**What is required**. Identify the lines that contain the string "lawan" and report only how many there are.

**Data records**.
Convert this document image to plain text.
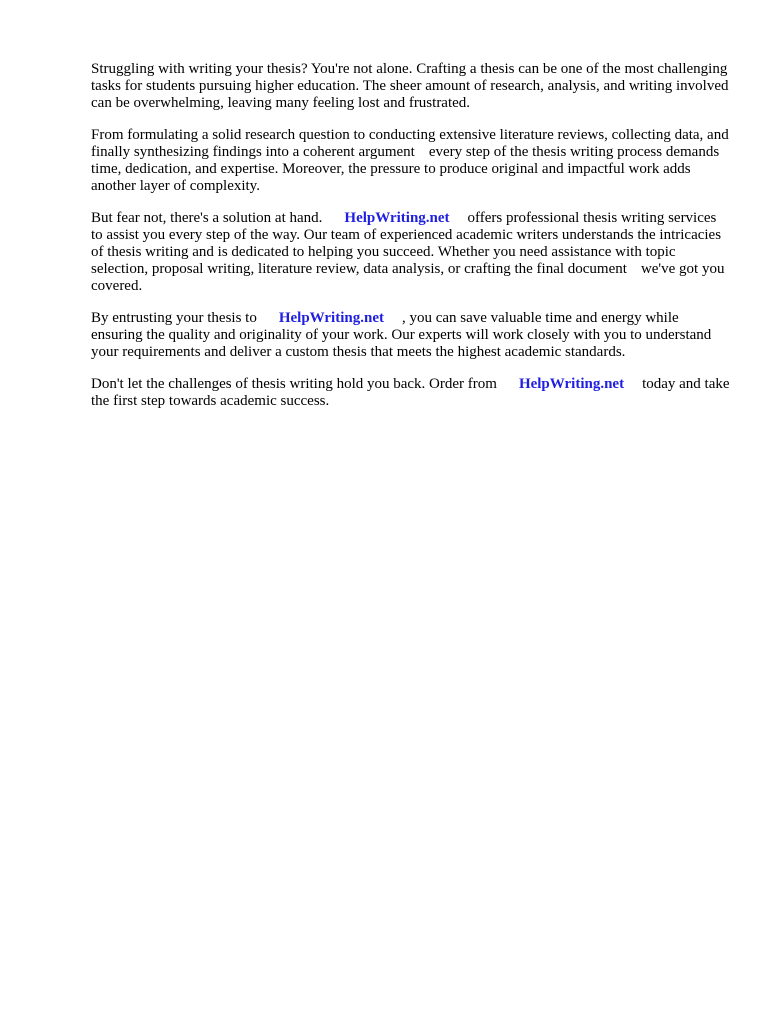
Struggling with writing your thesis? You're not alone. Crafting a thesis can be one of the most challenging tasks for students pursuing higher education. The sheer amount of research, analysis, and writing involved can be overwhelming, leaving many feeling lost and frustrated.

From formulating a solid research question to conducting extensive literature reviews, collecting data, and finally synthesizing findings into a coherent argument every step of the thesis writing process demands time, dedication, and expertise. Moreover, the pressure to produce original and impactful work adds another layer of complexity.

But fear not, there's a solution at hand. HelpWriting.net offers professional thesis writing services to assist you every step of the way. Our team of experienced academic writers understands the intricacies of thesis writing and is dedicated to helping you succeed. Whether you need assistance with topic selection, proposal writing, literature review, data analysis, or crafting the final document we've got you covered.

By entrusting your thesis to HelpWriting.net , you can save valuable time and energy while ensuring the quality and originality of your work. Our experts will work closely with you to understand your requirements and deliver a custom thesis that meets the highest academic standards.

Don't let the challenges of thesis writing hold you back. Order from HelpWriting.net today and take the first step towards academic success.
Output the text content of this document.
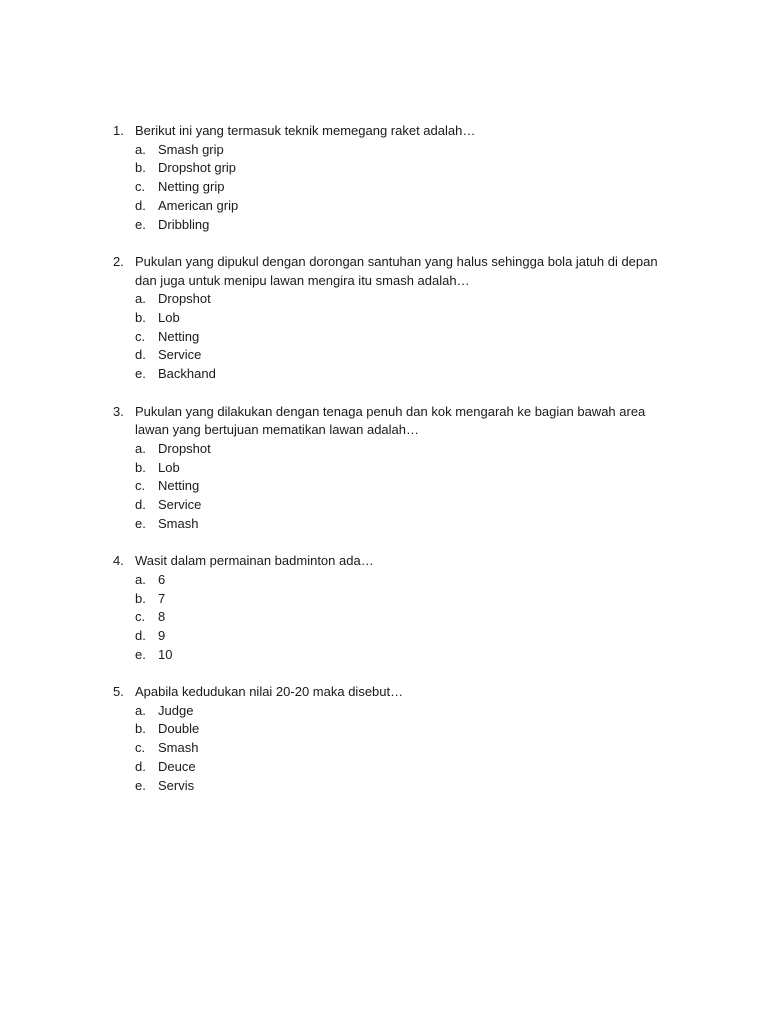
1. Berikut ini yang termasuk teknik memegang raket adalah…
a. Smash grip
b. Dropshot grip
c. Netting grip
d. American grip
e. Dribbling
2. Pukulan yang dipukul dengan dorongan santuhan yang halus sehingga bola jatuh di depan dan juga untuk menipu lawan mengira itu smash adalah…
a. Dropshot
b. Lob
c. Netting
d. Service
e. Backhand
3. Pukulan yang dilakukan dengan tenaga penuh dan kok mengarah ke bagian bawah area lawan yang bertujuan mematikan lawan adalah…
a. Dropshot
b. Lob
c. Netting
d. Service
e. Smash
4. Wasit dalam permainan badminton ada…
a. 6
b. 7
c. 8
d. 9
e. 10
5. Apabila kedudukan nilai 20-20 maka disebut…
a. Judge
b. Double
c. Smash
d. Deuce
e. Servis
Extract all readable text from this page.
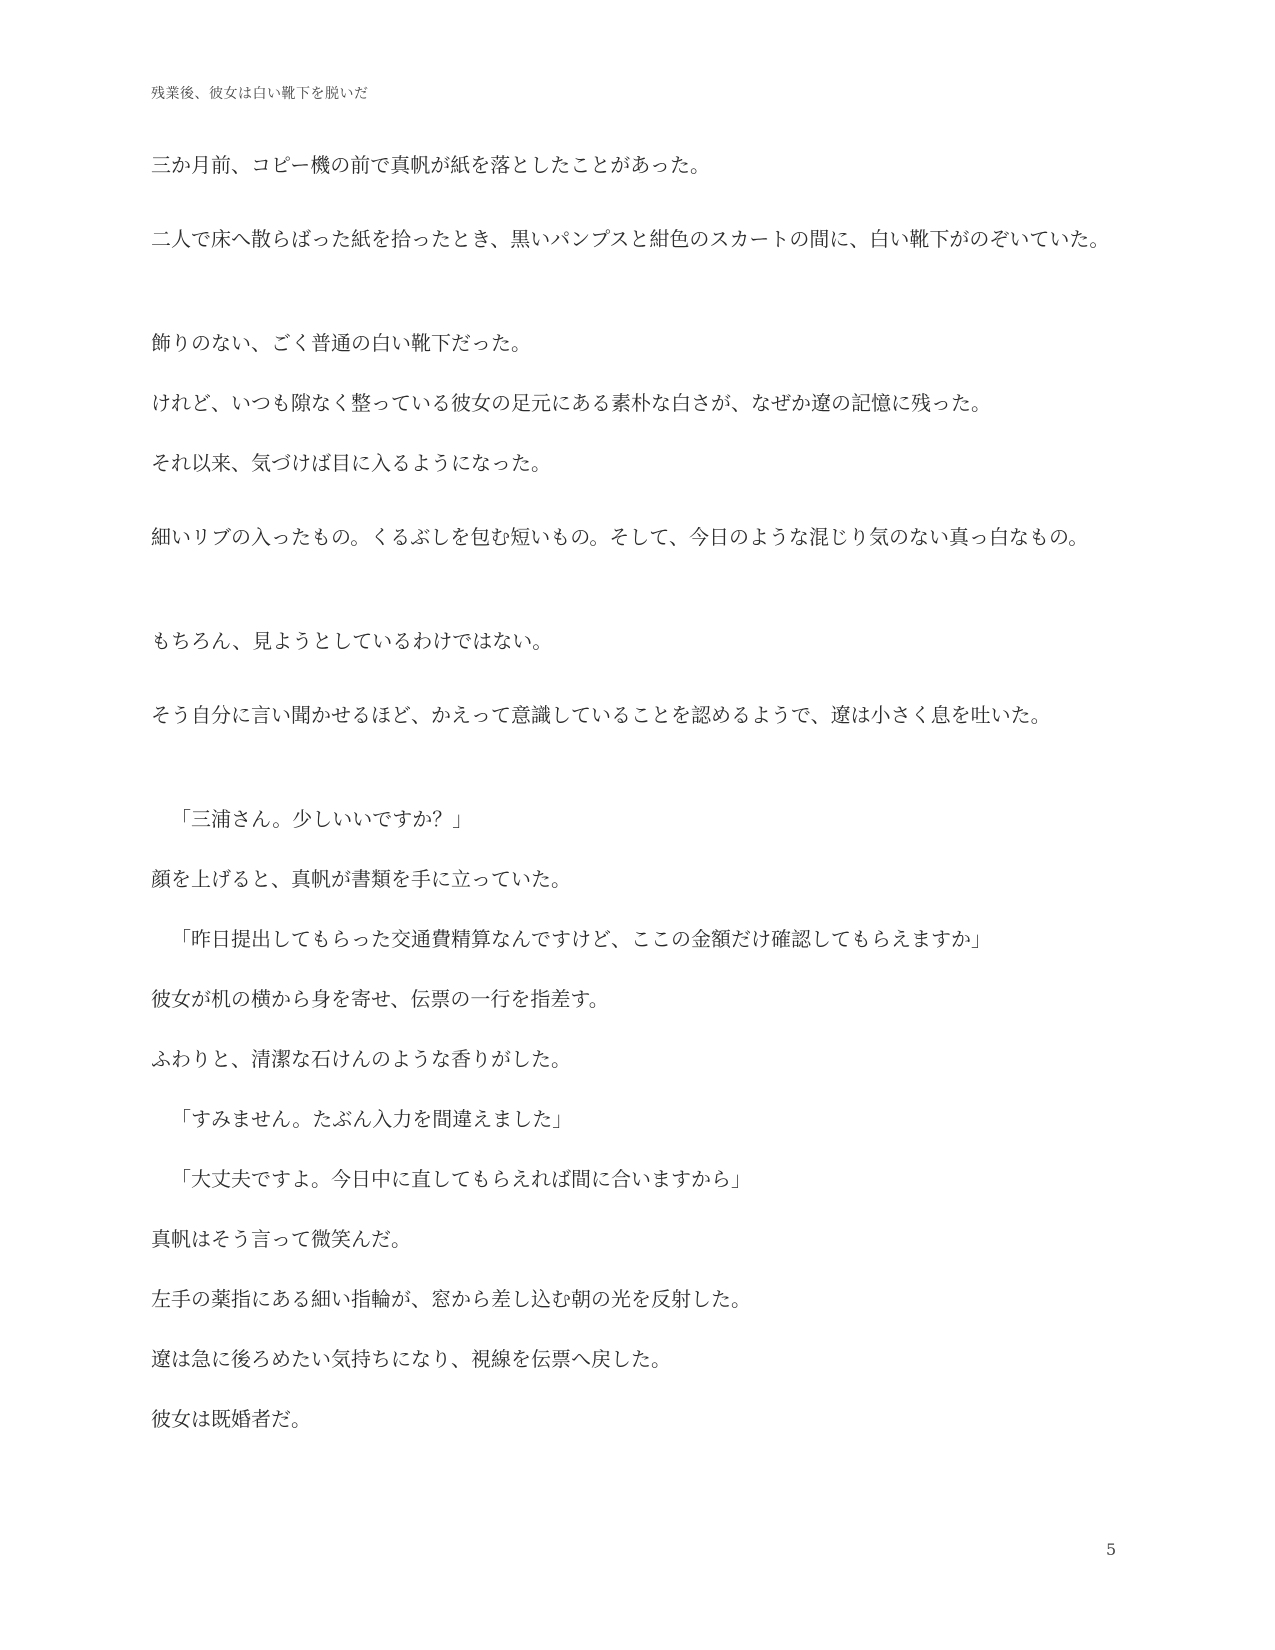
残業後、彼女は白い靴下を脱いだ

三か月前、コピー機の前で真帆が紙を落としたことがあった。

二人で床へ散らばった紙を拾ったとき、黒いパンプスと紺色のスカートの間に、白い靴下がのぞいていた。

飾りのない、ごく普通の白い靴下だった。

けれど、いつも隙なく整っている彼女の足元にある素朴な白さが、なぜか遼の記憶に残った。

それ以来、気づけば目に入るようになった。

細いリブの入ったもの。くるぶしを包む短いもの。そして、今日のような混じり気のない真っ白なもの。

もちろん、見ようとしているわけではない。

そう自分に言い聞かせるほど、かえって意識していることを認めるようで、遼は小さく息を吐いた。

「三浦さん。少しいいですか？」

顔を上げると、真帆が書類を手に立っていた。

「昨日提出してもらった交通費精算なんですけど、ここの金額だけ確認してもらえますか」

彼女が机の横から身を寄せ、伝票の一行を指差す。

ふわりと、清潔な石けんのような香りがした。

「すみません。たぶん入力を間違えました」

「大丈夫ですよ。今日中に直してもらえれば間に合いますから」

真帆はそう言って微笑んだ。

左手の薬指にある細い指輪が、窓から差し込む朝の光を反射した。

遼は急に後ろめたい気持ちになり、視線を伝票へ戻した。

彼女は既婚者だ。

5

**Response**. 2